-- DIRECTIONS FOR THIS TASK --
Beginning at the line that contains "Extract all the data from this chart as JSON.", reproduce every line to the end of the material without changing any of them.
%%
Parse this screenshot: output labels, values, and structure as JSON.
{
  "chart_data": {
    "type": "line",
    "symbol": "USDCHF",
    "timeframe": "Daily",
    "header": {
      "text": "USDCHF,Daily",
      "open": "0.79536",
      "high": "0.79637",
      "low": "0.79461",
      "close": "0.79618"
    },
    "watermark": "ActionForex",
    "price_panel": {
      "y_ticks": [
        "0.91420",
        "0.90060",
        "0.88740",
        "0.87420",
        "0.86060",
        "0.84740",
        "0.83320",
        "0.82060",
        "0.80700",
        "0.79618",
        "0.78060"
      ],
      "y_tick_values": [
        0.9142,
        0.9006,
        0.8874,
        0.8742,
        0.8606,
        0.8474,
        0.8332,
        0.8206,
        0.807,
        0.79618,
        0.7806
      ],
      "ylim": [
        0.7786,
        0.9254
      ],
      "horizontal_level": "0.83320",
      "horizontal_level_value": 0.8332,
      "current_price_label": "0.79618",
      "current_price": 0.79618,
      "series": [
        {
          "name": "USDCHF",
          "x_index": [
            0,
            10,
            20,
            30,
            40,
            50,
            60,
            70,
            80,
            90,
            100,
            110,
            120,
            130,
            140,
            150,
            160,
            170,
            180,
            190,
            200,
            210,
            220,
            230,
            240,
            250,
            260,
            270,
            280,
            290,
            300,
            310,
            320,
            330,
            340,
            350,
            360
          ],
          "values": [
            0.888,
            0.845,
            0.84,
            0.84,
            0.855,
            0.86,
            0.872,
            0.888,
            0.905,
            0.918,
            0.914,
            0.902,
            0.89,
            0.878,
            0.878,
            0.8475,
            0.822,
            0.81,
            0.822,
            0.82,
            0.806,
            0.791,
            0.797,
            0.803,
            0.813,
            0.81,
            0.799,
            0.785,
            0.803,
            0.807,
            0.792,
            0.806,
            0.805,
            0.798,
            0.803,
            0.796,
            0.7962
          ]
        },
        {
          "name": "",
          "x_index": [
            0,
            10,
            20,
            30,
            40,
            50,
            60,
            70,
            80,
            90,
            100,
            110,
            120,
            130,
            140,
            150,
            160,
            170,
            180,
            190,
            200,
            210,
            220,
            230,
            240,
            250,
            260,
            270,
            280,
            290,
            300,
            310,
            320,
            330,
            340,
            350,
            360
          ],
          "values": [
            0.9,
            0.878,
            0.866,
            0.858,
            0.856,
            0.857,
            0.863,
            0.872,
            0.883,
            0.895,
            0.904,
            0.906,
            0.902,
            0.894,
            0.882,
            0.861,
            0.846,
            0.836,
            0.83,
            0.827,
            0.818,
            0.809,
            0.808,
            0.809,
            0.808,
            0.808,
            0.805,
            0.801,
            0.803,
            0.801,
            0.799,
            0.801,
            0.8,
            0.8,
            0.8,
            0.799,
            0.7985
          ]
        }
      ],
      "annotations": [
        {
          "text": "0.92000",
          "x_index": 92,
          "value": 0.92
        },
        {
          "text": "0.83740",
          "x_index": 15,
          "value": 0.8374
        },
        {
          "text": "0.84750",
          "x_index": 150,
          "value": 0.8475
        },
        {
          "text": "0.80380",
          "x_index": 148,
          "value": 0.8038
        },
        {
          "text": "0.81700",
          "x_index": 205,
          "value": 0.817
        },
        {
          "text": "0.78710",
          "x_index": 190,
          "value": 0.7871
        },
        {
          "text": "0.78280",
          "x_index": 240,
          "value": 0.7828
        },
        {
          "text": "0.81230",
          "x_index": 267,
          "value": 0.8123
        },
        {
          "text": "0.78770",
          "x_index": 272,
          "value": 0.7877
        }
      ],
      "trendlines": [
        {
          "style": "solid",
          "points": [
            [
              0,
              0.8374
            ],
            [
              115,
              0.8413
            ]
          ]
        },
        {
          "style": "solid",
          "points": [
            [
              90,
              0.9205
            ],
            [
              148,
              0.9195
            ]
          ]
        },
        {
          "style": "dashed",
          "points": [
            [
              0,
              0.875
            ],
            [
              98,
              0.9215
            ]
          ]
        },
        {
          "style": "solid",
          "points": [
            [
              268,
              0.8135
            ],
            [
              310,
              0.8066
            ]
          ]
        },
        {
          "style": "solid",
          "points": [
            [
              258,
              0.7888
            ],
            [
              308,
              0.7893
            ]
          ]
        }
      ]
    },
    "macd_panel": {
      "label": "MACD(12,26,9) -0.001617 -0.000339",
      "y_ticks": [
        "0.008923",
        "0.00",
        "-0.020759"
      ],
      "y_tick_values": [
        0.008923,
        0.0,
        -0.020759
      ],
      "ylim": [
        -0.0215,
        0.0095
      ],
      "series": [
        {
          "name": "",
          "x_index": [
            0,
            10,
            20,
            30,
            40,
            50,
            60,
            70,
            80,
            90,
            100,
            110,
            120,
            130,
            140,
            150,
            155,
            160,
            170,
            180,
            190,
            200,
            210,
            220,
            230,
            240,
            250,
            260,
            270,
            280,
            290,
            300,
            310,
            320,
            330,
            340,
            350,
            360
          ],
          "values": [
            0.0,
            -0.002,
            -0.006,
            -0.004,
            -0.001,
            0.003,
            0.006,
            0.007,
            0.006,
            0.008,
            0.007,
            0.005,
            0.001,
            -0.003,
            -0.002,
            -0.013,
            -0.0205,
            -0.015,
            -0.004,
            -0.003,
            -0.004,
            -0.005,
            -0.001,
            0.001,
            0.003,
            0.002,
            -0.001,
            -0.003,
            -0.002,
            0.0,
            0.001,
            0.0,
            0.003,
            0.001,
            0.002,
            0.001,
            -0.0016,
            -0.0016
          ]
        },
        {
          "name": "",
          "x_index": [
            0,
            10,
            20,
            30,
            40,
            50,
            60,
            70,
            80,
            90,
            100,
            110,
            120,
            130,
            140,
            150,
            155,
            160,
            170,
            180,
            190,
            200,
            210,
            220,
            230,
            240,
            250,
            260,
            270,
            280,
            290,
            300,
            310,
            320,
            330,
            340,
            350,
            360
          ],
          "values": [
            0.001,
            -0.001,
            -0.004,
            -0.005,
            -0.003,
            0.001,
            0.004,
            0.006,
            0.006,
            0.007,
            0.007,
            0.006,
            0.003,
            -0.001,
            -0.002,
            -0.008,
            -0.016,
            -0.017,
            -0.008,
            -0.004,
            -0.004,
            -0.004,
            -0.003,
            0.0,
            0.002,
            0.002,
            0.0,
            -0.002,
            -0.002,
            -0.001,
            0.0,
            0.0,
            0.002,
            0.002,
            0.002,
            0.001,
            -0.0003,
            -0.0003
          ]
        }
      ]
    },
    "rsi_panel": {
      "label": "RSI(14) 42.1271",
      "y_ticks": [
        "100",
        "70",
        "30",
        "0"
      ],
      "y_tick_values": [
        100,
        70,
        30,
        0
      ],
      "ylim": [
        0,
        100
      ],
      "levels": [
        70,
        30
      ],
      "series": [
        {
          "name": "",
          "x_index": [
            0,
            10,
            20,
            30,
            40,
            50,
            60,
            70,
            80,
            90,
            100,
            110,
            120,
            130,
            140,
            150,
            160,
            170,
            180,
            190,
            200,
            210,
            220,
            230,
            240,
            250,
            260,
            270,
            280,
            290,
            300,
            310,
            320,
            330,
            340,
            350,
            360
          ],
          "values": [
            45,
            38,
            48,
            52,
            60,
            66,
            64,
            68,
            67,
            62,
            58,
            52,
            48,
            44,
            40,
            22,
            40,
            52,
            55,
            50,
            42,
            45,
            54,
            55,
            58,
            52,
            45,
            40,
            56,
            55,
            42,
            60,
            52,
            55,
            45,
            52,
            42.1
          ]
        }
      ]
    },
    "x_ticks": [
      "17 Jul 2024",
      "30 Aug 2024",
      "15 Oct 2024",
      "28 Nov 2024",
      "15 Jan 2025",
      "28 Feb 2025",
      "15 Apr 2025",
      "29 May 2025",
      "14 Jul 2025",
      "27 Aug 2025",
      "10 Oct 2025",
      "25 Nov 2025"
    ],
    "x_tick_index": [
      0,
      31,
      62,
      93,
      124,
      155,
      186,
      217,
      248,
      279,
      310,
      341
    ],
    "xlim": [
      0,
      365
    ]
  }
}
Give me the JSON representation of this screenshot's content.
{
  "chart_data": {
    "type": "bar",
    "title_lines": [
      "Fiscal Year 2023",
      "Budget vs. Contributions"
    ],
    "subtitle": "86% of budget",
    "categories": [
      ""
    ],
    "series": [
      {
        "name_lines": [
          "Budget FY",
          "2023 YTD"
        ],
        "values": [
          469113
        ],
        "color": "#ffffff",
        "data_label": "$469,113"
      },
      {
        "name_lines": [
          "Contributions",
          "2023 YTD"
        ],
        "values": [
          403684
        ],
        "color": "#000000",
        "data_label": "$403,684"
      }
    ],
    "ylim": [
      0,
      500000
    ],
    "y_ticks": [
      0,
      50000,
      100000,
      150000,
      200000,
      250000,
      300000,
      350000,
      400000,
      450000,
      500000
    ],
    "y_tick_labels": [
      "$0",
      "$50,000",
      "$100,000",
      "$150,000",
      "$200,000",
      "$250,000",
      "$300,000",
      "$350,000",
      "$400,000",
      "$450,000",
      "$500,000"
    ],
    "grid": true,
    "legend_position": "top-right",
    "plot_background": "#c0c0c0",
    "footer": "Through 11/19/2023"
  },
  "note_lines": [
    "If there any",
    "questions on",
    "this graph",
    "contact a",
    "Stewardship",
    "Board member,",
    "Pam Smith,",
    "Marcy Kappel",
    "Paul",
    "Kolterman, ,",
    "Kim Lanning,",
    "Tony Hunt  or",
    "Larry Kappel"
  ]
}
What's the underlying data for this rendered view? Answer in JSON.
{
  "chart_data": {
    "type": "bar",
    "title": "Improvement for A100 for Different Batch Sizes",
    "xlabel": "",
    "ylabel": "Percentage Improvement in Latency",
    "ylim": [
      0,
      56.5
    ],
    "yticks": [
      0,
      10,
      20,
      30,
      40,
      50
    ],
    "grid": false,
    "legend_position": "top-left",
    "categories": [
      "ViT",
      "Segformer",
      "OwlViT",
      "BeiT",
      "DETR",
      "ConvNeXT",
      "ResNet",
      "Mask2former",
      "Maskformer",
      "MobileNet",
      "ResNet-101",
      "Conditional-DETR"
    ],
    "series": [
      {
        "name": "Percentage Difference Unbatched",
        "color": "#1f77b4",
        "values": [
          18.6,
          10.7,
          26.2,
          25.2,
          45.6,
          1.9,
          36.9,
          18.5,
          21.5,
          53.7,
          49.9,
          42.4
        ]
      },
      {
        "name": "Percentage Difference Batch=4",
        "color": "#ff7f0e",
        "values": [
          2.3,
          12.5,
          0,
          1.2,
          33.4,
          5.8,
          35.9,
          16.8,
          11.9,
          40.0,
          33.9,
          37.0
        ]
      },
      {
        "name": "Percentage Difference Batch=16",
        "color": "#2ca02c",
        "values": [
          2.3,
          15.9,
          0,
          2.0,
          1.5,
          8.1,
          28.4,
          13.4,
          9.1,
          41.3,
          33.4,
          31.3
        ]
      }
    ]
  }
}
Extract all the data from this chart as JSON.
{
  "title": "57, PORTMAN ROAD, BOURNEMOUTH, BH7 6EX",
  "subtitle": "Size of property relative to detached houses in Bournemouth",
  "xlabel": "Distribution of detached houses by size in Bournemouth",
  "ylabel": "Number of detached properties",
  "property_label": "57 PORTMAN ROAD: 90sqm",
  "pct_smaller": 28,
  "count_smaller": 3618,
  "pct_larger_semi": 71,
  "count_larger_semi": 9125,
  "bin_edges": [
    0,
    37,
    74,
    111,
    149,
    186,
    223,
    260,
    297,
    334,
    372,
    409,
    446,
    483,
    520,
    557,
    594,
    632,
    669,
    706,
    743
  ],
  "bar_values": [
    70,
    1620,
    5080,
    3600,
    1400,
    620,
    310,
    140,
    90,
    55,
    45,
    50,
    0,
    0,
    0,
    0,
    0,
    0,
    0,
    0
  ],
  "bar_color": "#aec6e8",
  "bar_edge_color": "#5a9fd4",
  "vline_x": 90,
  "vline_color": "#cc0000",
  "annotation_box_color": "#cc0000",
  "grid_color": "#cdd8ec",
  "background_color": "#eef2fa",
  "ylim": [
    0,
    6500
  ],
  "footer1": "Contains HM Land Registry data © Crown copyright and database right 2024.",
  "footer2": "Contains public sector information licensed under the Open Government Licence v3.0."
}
%%
-- ANSWER TO THE TASK --
Extract all the data from this chart as JSON.
{
  "title": "57, PORTMAN ROAD, BOURNEMOUTH, BH7 6EX",
  "subtitle": "Size of property relative to detached houses in Bournemouth",
  "xlabel": "Distribution of detached houses by size in Bournemouth",
  "ylabel": "Number of detached properties",
  "property_label": "57 PORTMAN ROAD: 90sqm",
  "pct_smaller": 28,
  "count_smaller": 3618,
  "pct_larger_semi": 71,
  "count_larger_semi": 9125,
  "bin_edges": [
    0,
    37,
    74,
    111,
    149,
    186,
    223,
    260,
    297,
    334,
    372,
    409,
    446,
    483,
    520,
    557,
    594,
    632,
    669,
    706,
    743
  ],
  "bar_values": [
    70,
    1620,
    5080,
    3600,
    1400,
    620,
    310,
    140,
    90,
    55,
    45,
    50,
    0,
    0,
    0,
    0,
    0,
    0,
    0,
    0
  ],
  "bar_color": "#aec6e8",
  "bar_edge_color": "#5a9fd4",
  "vline_x": 90,
  "vline_color": "#cc0000",
  "annotation_box_color": "#cc0000",
  "grid_color": "#cdd8ec",
  "background_color": "#eef2fa",
  "ylim": [
    0,
    6500
  ],
  "footer1": "Contains HM Land Registry data © Crown copyright and database right 2024.",
  "footer2": "Contains public sector information licensed under the Open Government Licence v3.0."
}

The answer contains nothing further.